## Requirement
Below is a listing. Gather each line of it that contains "尚书令沈约".

## Task data
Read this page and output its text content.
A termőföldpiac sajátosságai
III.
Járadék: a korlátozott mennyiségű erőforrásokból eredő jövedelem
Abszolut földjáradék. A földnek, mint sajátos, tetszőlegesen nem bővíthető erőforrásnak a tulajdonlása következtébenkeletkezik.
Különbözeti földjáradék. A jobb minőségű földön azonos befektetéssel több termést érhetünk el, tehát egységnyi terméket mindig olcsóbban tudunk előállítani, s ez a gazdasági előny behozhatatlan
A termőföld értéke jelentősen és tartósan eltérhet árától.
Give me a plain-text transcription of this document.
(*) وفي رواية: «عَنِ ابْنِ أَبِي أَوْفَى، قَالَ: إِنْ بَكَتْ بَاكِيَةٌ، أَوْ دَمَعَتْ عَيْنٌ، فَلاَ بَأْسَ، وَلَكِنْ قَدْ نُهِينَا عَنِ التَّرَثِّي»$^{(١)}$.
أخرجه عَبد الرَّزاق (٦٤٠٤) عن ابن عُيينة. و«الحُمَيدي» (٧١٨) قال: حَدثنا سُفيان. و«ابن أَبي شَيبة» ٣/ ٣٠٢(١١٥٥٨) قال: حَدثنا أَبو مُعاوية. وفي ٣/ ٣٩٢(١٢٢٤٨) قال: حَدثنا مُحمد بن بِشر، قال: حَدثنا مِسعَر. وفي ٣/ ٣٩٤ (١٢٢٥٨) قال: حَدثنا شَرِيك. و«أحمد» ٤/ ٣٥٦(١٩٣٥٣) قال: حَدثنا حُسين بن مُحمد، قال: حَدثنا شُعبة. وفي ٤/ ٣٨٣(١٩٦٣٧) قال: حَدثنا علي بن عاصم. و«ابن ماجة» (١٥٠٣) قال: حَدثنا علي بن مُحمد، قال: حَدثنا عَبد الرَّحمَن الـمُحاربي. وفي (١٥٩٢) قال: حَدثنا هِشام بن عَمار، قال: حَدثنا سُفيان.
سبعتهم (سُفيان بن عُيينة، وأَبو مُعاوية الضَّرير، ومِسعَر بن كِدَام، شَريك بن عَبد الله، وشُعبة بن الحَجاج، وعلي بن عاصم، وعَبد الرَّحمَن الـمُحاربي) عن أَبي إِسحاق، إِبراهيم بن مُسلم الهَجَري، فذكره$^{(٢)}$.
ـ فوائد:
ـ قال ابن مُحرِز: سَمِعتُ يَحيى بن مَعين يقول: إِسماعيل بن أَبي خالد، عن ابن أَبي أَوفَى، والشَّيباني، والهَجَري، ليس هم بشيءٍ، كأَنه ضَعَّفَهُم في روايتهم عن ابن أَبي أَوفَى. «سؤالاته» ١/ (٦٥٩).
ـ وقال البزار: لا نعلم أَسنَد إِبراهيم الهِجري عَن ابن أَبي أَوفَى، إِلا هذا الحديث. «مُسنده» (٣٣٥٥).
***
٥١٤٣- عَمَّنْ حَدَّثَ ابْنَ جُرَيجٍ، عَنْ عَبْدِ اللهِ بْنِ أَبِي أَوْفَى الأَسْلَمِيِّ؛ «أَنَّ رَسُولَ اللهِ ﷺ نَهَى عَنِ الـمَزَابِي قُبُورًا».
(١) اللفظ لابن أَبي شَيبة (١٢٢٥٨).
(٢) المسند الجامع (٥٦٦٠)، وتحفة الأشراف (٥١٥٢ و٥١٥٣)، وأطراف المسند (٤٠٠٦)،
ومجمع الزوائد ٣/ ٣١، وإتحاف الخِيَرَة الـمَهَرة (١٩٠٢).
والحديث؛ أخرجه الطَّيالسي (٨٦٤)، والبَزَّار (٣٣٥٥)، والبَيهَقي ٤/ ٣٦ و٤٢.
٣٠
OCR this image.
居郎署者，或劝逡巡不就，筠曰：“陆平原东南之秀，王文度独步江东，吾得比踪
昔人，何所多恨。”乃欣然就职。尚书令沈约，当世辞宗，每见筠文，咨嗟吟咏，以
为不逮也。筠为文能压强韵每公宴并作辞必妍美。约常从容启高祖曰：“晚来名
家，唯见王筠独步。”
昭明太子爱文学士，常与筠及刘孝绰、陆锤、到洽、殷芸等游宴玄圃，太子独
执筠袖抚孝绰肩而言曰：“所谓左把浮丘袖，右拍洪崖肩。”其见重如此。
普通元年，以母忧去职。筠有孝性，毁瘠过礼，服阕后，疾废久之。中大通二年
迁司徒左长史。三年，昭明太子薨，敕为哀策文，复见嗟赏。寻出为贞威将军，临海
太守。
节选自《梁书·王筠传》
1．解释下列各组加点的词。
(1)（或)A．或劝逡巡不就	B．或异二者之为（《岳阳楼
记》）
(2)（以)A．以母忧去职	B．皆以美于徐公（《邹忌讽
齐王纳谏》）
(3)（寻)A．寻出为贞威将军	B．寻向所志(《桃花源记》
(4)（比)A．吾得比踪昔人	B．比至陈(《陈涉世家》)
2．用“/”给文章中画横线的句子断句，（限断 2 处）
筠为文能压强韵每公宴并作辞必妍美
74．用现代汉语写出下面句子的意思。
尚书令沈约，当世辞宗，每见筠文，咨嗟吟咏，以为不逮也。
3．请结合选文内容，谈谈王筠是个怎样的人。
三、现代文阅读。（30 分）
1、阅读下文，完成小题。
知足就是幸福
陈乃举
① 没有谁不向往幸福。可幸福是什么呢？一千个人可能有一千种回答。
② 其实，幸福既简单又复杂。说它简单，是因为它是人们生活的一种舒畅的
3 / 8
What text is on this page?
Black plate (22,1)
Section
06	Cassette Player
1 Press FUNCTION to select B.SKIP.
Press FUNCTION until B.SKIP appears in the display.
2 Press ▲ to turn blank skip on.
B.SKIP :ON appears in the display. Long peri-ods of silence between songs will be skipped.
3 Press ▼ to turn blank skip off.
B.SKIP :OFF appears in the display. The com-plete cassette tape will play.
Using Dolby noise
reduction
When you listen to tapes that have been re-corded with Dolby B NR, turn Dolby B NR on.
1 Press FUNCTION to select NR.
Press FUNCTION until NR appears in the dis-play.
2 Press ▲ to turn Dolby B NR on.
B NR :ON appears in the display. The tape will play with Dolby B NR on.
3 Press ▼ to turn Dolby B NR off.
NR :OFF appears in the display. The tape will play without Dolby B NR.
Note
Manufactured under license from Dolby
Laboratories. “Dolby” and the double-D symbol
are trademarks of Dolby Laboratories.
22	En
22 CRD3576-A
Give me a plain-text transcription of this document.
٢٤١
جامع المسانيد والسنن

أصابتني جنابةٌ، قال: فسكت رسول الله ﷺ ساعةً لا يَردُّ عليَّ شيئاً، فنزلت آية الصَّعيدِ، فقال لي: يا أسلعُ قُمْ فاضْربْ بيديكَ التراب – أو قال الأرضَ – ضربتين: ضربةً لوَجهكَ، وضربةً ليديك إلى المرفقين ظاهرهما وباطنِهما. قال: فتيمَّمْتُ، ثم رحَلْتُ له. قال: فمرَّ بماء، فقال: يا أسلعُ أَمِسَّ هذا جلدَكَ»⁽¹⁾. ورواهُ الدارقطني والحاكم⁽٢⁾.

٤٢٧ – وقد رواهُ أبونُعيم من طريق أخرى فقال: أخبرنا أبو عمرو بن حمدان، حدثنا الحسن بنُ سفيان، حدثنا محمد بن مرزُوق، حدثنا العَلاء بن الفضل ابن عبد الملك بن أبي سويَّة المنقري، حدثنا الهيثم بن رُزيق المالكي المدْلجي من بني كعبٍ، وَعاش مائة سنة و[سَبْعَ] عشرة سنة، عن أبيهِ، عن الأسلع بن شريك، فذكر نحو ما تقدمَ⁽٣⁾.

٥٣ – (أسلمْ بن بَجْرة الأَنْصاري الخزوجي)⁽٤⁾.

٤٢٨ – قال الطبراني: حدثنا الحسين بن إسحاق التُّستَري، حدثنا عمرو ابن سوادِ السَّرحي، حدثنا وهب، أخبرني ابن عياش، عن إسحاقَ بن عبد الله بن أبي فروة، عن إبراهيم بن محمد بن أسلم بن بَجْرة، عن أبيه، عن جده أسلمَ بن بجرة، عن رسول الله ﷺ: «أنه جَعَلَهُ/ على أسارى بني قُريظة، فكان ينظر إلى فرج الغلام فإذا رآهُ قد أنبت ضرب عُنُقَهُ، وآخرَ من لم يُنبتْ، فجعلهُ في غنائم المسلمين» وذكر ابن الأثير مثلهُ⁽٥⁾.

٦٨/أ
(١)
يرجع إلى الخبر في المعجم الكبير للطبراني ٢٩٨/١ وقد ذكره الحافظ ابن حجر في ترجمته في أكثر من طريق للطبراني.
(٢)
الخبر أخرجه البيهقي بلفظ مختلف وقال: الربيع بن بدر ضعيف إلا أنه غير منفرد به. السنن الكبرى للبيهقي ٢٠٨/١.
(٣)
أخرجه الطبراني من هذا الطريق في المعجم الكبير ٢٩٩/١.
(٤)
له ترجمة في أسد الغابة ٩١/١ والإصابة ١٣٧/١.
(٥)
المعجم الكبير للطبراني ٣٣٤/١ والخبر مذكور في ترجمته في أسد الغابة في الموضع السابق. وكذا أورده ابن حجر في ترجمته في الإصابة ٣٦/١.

## Exercise output
昔人，何所多恨。”乃欣然就职。尚书令沈约，当世辞宗，每见筠文，咨嗟吟咏，以
尚书令沈约，当世辞宗，每见筠文，咨嗟吟咏，以为不逮也。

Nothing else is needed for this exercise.